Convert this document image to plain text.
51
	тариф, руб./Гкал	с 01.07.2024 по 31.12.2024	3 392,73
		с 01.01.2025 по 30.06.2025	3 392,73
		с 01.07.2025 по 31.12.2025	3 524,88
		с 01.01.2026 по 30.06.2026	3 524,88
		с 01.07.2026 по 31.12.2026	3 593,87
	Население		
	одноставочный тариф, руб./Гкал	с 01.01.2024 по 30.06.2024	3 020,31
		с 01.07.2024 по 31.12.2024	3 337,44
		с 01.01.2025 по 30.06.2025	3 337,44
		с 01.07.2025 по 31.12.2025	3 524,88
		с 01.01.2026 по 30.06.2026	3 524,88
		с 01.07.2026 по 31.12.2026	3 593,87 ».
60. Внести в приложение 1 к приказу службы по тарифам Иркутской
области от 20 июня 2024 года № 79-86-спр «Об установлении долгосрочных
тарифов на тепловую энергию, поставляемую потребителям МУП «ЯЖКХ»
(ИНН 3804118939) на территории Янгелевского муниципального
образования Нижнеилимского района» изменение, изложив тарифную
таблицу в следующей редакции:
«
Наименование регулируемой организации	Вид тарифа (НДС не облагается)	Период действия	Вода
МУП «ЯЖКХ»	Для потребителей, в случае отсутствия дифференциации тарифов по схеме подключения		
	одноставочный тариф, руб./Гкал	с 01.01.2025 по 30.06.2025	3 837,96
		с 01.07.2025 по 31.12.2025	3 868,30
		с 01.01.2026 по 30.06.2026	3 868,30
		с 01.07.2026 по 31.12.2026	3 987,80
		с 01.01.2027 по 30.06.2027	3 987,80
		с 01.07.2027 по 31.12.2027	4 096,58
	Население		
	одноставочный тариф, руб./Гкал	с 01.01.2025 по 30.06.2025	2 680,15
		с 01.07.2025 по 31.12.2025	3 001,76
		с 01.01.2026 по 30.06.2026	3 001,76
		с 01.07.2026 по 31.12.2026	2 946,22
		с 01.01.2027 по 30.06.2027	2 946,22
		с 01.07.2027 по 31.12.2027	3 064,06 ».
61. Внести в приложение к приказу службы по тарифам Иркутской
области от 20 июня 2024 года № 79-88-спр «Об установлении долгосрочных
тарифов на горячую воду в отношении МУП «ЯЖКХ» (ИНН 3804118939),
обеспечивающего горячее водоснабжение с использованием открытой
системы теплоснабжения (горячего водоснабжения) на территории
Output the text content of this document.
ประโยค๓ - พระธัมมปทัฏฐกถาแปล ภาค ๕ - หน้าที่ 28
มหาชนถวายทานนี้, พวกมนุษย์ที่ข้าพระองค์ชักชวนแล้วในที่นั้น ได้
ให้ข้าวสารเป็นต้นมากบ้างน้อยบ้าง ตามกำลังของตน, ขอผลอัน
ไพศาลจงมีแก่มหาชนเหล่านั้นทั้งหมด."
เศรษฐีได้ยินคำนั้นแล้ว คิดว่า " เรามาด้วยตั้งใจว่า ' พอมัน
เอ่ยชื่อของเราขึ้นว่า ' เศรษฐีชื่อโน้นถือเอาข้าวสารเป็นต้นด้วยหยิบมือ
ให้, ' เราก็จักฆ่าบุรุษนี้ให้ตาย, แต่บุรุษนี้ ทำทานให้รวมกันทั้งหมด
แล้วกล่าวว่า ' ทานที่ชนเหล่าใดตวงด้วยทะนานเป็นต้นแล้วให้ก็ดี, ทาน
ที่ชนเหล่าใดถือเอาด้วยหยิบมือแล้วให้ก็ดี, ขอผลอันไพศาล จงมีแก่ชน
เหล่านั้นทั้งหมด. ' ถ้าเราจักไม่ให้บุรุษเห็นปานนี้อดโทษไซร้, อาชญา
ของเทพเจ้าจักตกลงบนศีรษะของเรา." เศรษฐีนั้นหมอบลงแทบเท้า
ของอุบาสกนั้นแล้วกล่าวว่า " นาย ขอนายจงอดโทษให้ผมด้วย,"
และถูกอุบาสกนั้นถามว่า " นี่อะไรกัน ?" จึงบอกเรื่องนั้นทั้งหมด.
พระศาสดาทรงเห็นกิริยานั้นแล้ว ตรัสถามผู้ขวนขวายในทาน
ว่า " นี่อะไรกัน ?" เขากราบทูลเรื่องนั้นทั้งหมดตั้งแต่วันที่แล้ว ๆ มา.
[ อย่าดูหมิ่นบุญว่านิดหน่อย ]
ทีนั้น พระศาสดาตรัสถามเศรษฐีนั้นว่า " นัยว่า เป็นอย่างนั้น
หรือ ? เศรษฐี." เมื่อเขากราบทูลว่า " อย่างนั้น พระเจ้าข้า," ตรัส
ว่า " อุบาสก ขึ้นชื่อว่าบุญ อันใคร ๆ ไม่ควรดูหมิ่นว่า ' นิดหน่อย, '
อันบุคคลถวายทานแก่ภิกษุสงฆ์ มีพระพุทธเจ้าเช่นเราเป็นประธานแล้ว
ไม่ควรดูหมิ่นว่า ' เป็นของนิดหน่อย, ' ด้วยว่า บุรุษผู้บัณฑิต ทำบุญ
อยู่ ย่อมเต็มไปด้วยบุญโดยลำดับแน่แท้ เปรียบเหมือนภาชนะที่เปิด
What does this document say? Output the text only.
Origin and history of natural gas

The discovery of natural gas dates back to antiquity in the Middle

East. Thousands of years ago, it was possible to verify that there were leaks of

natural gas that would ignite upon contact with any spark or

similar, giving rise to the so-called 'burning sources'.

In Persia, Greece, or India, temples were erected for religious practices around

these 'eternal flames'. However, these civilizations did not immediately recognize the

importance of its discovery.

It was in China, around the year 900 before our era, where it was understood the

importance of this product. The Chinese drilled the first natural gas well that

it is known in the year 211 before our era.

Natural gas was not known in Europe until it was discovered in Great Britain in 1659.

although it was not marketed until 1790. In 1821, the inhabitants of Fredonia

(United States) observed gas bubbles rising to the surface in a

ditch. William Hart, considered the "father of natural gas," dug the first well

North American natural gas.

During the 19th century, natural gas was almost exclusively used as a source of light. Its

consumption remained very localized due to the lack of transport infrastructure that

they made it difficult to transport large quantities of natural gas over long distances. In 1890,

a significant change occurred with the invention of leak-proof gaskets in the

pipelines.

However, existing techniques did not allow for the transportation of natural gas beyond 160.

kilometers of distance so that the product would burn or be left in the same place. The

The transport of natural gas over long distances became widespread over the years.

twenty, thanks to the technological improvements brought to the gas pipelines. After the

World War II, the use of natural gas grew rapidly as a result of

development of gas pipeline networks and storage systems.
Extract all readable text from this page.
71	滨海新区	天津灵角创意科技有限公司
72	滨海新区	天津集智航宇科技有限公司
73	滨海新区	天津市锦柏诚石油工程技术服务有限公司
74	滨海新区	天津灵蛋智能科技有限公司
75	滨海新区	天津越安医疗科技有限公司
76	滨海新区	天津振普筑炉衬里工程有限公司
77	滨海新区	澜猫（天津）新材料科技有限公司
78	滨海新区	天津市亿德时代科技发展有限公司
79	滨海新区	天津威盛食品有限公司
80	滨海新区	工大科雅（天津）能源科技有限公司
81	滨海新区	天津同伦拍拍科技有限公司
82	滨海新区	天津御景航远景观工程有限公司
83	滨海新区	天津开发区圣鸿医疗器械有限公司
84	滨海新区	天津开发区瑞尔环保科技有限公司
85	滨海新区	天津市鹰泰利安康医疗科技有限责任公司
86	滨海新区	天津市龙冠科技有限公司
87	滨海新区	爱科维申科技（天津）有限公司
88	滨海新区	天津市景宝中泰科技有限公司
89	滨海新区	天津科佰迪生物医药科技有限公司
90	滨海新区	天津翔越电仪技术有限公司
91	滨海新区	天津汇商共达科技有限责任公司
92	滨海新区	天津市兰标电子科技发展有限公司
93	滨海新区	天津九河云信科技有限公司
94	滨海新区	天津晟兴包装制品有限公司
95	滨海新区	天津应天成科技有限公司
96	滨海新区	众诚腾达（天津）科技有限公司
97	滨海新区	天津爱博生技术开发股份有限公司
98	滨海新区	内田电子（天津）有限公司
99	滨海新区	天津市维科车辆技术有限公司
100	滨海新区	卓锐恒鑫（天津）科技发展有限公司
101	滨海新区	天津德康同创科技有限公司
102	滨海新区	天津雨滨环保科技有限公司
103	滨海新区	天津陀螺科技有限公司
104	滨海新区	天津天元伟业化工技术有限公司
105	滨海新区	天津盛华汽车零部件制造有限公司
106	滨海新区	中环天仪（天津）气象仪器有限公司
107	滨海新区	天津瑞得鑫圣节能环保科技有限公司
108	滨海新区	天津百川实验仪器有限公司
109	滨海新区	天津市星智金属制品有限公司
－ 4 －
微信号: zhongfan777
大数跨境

▶ _EXERCISE PROMPT_:
Leave out every line before the one containing "Extract all readable text from this page."; set down that line and all remaining lines of the material exactly.

▶ _TASK ANSWER_:
Extract all readable text from this page.
71	滨海新区	天津灵角创意科技有限公司
72	滨海新区	天津集智航宇科技有限公司
73	滨海新区	天津市锦柏诚石油工程技术服务有限公司
74	滨海新区	天津灵蛋智能科技有限公司
75	滨海新区	天津越安医疗科技有限公司
76	滨海新区	天津振普筑炉衬里工程有限公司
77	滨海新区	澜猫（天津）新材料科技有限公司
78	滨海新区	天津市亿德时代科技发展有限公司
79	滨海新区	天津威盛食品有限公司
80	滨海新区	工大科雅（天津）能源科技有限公司
81	滨海新区	天津同伦拍拍科技有限公司
82	滨海新区	天津御景航远景观工程有限公司
83	滨海新区	天津开发区圣鸿医疗器械有限公司
84	滨海新区	天津开发区瑞尔环保科技有限公司
85	滨海新区	天津市鹰泰利安康医疗科技有限责任公司
86	滨海新区	天津市龙冠科技有限公司
87	滨海新区	爱科维申科技（天津）有限公司
88	滨海新区	天津市景宝中泰科技有限公司
89	滨海新区	天津科佰迪生物医药科技有限公司
90	滨海新区	天津翔越电仪技术有限公司
91	滨海新区	天津汇商共达科技有限责任公司
92	滨海新区	天津市兰标电子科技发展有限公司
93	滨海新区	天津九河云信科技有限公司
94	滨海新区	天津晟兴包装制品有限公司
95	滨海新区	天津应天成科技有限公司
96	滨海新区	众诚腾达（天津）科技有限公司
97	滨海新区	天津爱博生技术开发股份有限公司
98	滨海新区	内田电子（天津）有限公司
99	滨海新区	天津市维科车辆技术有限公司
100	滨海新区	卓锐恒鑫（天津）科技发展有限公司
101	滨海新区	天津德康同创科技有限公司
102	滨海新区	天津雨滨环保科技有限公司
103	滨海新区	天津陀螺科技有限公司
104	滨海新区	天津天元伟业化工技术有限公司
105	滨海新区	天津盛华汽车零部件制造有限公司
106	滨海新区	中环天仪（天津）气象仪器有限公司
107	滨海新区	天津瑞得鑫圣节能环保科技有限公司
108	滨海新区	天津百川实验仪器有限公司
109	滨海新区	天津市星智金属制品有限公司
－ 4 －
微信号: zhongfan777
大数跨境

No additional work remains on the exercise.